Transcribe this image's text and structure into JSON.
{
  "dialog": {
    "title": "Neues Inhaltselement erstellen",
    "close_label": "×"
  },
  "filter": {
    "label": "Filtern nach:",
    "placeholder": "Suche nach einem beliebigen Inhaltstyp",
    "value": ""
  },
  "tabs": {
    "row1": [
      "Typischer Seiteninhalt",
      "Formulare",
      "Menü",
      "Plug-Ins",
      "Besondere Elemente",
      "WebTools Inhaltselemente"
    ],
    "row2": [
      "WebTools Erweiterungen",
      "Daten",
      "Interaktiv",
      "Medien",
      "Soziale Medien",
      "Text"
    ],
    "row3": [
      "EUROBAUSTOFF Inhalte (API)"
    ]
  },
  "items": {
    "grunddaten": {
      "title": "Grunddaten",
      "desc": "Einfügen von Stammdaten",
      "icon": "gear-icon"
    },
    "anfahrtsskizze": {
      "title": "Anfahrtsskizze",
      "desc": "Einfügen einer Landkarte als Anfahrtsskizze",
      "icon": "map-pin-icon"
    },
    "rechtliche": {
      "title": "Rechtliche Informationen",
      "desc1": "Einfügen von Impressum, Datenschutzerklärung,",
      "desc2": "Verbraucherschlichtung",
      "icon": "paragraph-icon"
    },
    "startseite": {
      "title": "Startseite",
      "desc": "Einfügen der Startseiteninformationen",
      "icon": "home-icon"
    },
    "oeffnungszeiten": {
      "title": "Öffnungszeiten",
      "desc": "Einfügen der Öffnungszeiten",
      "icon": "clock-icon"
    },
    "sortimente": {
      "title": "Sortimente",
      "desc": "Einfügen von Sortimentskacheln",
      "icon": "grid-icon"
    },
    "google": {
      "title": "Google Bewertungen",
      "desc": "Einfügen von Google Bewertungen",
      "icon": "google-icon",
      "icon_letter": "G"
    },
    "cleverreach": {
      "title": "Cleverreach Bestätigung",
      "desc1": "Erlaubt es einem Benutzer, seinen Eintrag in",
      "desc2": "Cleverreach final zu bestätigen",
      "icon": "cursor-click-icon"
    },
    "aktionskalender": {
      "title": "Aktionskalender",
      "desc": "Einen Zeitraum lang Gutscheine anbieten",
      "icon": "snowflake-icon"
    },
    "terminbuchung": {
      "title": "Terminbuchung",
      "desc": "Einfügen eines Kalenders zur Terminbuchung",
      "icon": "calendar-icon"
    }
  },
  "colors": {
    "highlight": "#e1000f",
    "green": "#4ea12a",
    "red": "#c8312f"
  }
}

* * *

• [GIVEN PROBLEM] Quote all the records exactly, please, leaving none out.

• [EXPECTED ANSWER]
Transcribe this image's text and structure into JSON.
{
  "dialog": {
    "title": "Neues Inhaltselement erstellen",
    "close_label": "×"
  },
  "filter": {
    "label": "Filtern nach:",
    "placeholder": "Suche nach einem beliebigen Inhaltstyp",
    "value": ""
  },
  "tabs": {
    "row1": [
      "Typischer Seiteninhalt",
      "Formulare",
      "Menü",
      "Plug-Ins",
      "Besondere Elemente",
      "WebTools Inhaltselemente"
    ],
    "row2": [
      "WebTools Erweiterungen",
      "Daten",
      "Interaktiv",
      "Medien",
      "Soziale Medien",
      "Text"
    ],
    "row3": [
      "EUROBAUSTOFF Inhalte (API)"
    ]
  },
  "items": {
    "grunddaten": {
      "title": "Grunddaten",
      "desc": "Einfügen von Stammdaten",
      "icon": "gear-icon"
    },
    "anfahrtsskizze": {
      "title": "Anfahrtsskizze",
      "desc": "Einfügen einer Landkarte als Anfahrtsskizze",
      "icon": "map-pin-icon"
    },
    "rechtliche": {
      "title": "Rechtliche Informationen",
      "desc1": "Einfügen von Impressum, Datenschutzerklärung,",
      "desc2": "Verbraucherschlichtung",
      "icon": "paragraph-icon"
    },
    "startseite": {
      "title": "Startseite",
      "desc": "Einfügen der Startseiteninformationen",
      "icon": "home-icon"
    },
    "oeffnungszeiten": {
      "title": "Öffnungszeiten",
      "desc": "Einfügen der Öffnungszeiten",
      "icon": "clock-icon"
    },
    "sortimente": {
      "title": "Sortimente",
      "desc": "Einfügen von Sortimentskacheln",
      "icon": "grid-icon"
    },
    "google": {
      "title": "Google Bewertungen",
      "desc": "Einfügen von Google Bewertungen",
      "icon": "google-icon",
      "icon_letter": "G"
    },
    "cleverreach": {
      "title": "Cleverreach Bestätigung",
      "desc1": "Erlaubt es einem Benutzer, seinen Eintrag in",
      "desc2": "Cleverreach final zu bestätigen",
      "icon": "cursor-click-icon"
    },
    "aktionskalender": {
      "title": "Aktionskalender",
      "desc": "Einen Zeitraum lang Gutscheine anbieten",
      "icon": "snowflake-icon"
    },
    "terminbuchung": {
      "title": "Terminbuchung",
      "desc": "Einfügen eines Kalenders zur Terminbuchung",
      "icon": "calendar-icon"
    }
  },
  "colors": {
    "highlight": "#e1000f",
    "green": "#4ea12a",
    "red": "#c8312f"
  }
}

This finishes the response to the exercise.